(Data excerpts)
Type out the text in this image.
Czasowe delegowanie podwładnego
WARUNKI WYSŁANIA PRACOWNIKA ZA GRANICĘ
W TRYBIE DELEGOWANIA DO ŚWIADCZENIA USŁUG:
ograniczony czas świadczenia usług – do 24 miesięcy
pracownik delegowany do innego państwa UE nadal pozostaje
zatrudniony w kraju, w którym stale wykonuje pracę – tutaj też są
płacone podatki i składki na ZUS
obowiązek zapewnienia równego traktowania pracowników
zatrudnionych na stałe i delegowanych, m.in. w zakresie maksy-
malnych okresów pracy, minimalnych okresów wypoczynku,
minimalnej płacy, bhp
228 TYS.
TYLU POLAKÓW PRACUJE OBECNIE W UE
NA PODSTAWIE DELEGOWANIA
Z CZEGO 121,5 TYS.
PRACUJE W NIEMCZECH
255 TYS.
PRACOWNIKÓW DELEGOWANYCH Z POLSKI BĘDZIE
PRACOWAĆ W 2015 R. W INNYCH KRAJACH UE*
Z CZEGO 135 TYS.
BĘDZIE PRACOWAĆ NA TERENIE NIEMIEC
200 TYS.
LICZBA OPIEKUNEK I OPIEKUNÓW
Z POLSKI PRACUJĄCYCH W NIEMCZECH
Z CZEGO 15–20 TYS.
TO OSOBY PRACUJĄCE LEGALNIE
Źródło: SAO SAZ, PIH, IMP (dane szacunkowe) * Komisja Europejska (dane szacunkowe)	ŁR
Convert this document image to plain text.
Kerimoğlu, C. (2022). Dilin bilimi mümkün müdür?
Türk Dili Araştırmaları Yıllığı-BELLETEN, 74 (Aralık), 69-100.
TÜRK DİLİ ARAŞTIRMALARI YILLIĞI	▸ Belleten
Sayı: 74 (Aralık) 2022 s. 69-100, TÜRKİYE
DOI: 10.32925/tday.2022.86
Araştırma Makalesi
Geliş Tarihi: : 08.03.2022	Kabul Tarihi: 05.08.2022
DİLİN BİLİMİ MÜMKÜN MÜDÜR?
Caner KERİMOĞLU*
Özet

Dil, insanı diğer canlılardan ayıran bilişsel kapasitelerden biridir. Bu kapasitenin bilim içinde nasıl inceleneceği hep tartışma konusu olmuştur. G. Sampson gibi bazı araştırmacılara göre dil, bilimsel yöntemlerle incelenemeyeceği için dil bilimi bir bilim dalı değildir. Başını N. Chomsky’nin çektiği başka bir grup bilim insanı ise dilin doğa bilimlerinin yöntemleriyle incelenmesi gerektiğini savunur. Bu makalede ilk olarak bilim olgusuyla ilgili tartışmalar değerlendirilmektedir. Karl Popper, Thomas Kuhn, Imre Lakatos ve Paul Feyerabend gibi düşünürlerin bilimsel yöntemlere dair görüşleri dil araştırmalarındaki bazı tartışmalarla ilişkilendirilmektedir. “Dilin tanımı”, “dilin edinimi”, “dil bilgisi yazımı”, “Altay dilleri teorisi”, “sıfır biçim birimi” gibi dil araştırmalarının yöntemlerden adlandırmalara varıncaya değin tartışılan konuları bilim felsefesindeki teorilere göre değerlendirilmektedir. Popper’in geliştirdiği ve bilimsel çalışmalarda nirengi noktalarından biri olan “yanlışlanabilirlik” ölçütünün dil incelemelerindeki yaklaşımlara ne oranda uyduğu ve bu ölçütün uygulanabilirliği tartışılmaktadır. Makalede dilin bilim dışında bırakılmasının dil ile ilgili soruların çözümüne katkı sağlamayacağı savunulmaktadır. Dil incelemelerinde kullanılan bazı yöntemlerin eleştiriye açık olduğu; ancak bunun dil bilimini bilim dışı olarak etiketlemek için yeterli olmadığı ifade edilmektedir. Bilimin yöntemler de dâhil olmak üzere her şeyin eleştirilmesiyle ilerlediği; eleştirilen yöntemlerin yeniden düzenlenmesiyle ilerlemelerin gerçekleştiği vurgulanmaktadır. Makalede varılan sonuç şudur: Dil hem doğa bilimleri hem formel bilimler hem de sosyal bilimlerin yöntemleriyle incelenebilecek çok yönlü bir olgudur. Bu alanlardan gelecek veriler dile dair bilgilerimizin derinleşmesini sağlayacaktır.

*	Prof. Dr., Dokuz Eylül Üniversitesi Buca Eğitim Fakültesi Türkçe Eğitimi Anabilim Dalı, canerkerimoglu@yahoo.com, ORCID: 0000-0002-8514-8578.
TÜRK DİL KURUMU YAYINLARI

(Stated exercise) Transcribe the data above in full, exactly.

(Completed exercise)
Type out the text in this image.
Czasowe delegowanie podwładnego
WARUNKI WYSŁANIA PRACOWNIKA ZA GRANICĘ
W TRYBIE DELEGOWANIA DO ŚWIADCZENIA USŁUG:
ograniczony czas świadczenia usług – do 24 miesięcy
pracownik delegowany do innego państwa UE nadal pozostaje
zatrudniony w kraju, w którym stale wykonuje pracę – tutaj też są
płacone podatki i składki na ZUS
obowiązek zapewnienia równego traktowania pracowników
zatrudnionych na stałe i delegowanych, m.in. w zakresie maksy-
malnych okresów pracy, minimalnych okresów wypoczynku,
minimalnej płacy, bhp
228 TYS.
TYLU POLAKÓW PRACUJE OBECNIE W UE
NA PODSTAWIE DELEGOWANIA
Z CZEGO 121,5 TYS.
PRACUJE W NIEMCZECH
255 TYS.
PRACOWNIKÓW DELEGOWANYCH Z POLSKI BĘDZIE
PRACOWAĆ W 2015 R. W INNYCH KRAJACH UE*
Z CZEGO 135 TYS.
BĘDZIE PRACOWAĆ NA TERENIE NIEMIEC
200 TYS.
LICZBA OPIEKUNEK I OPIEKUNÓW
Z POLSKI PRACUJĄCYCH W NIEMCZECH
Z CZEGO 15–20 TYS.
TO OSOBY PRACUJĄCE LEGALNIE
Źródło: SAO SAZ, PIH, IMP (dane szacunkowe) * Komisja Europejska (dane szacunkowe)	ŁR
Convert this document image to plain text.
Kerimoğlu, C. (2022). Dilin bilimi mümkün müdür?
Türk Dili Araştırmaları Yıllığı-BELLETEN, 74 (Aralık), 69-100.
TÜRK DİLİ ARAŞTIRMALARI YILLIĞI	▸ Belleten
Sayı: 74 (Aralık) 2022 s. 69-100, TÜRKİYE
DOI: 10.32925/tday.2022.86
Araştırma Makalesi
Geliş Tarihi: : 08.03.2022	Kabul Tarihi: 05.08.2022
DİLİN BİLİMİ MÜMKÜN MÜDÜR?
Caner KERİMOĞLU*
Özet

Dil, insanı diğer canlılardan ayıran bilişsel kapasitelerden biridir. Bu kapasitenin bilim içinde nasıl inceleneceği hep tartışma konusu olmuştur. G. Sampson gibi bazı araştırmacılara göre dil, bilimsel yöntemlerle incelenemeyeceği için dil bilimi bir bilim dalı değildir. Başını N. Chomsky’nin çektiği başka bir grup bilim insanı ise dilin doğa bilimlerinin yöntemleriyle incelenmesi gerektiğini savunur. Bu makalede ilk olarak bilim olgusuyla ilgili tartışmalar değerlendirilmektedir. Karl Popper, Thomas Kuhn, Imre Lakatos ve Paul Feyerabend gibi düşünürlerin bilimsel yöntemlere dair görüşleri dil araştırmalarındaki bazı tartışmalarla ilişkilendirilmektedir. “Dilin tanımı”, “dilin edinimi”, “dil bilgisi yazımı”, “Altay dilleri teorisi”, “sıfır biçim birimi” gibi dil araştırmalarının yöntemlerden adlandırmalara varıncaya değin tartışılan konuları bilim felsefesindeki teorilere göre değerlendirilmektedir. Popper’in geliştirdiği ve bilimsel çalışmalarda nirengi noktalarından biri olan “yanlışlanabilirlik” ölçütünün dil incelemelerindeki yaklaşımlara ne oranda uyduğu ve bu ölçütün uygulanabilirliği tartışılmaktadır. Makalede dilin bilim dışında bırakılmasının dil ile ilgili soruların çözümüne katkı sağlamayacağı savunulmaktadır. Dil incelemelerinde kullanılan bazı yöntemlerin eleştiriye açık olduğu; ancak bunun dil bilimini bilim dışı olarak etiketlemek için yeterli olmadığı ifade edilmektedir. Bilimin yöntemler de dâhil olmak üzere her şeyin eleştirilmesiyle ilerlediği; eleştirilen yöntemlerin yeniden düzenlenmesiyle ilerlemelerin gerçekleştiği vurgulanmaktadır. Makalede varılan sonuç şudur: Dil hem doğa bilimleri hem formel bilimler hem de sosyal bilimlerin yöntemleriyle incelenebilecek çok yönlü bir olgudur. Bu alanlardan gelecek veriler dile dair bilgilerimizin derinleşmesini sağlayacaktır.

*	Prof. Dr., Dokuz Eylül Üniversitesi Buca Eğitim Fakültesi Türkçe Eğitimi Anabilim Dalı, canerkerimoglu@yahoo.com, ORCID: 0000-0002-8514-8578.
TÜRK DİL KURUMU YAYINLARI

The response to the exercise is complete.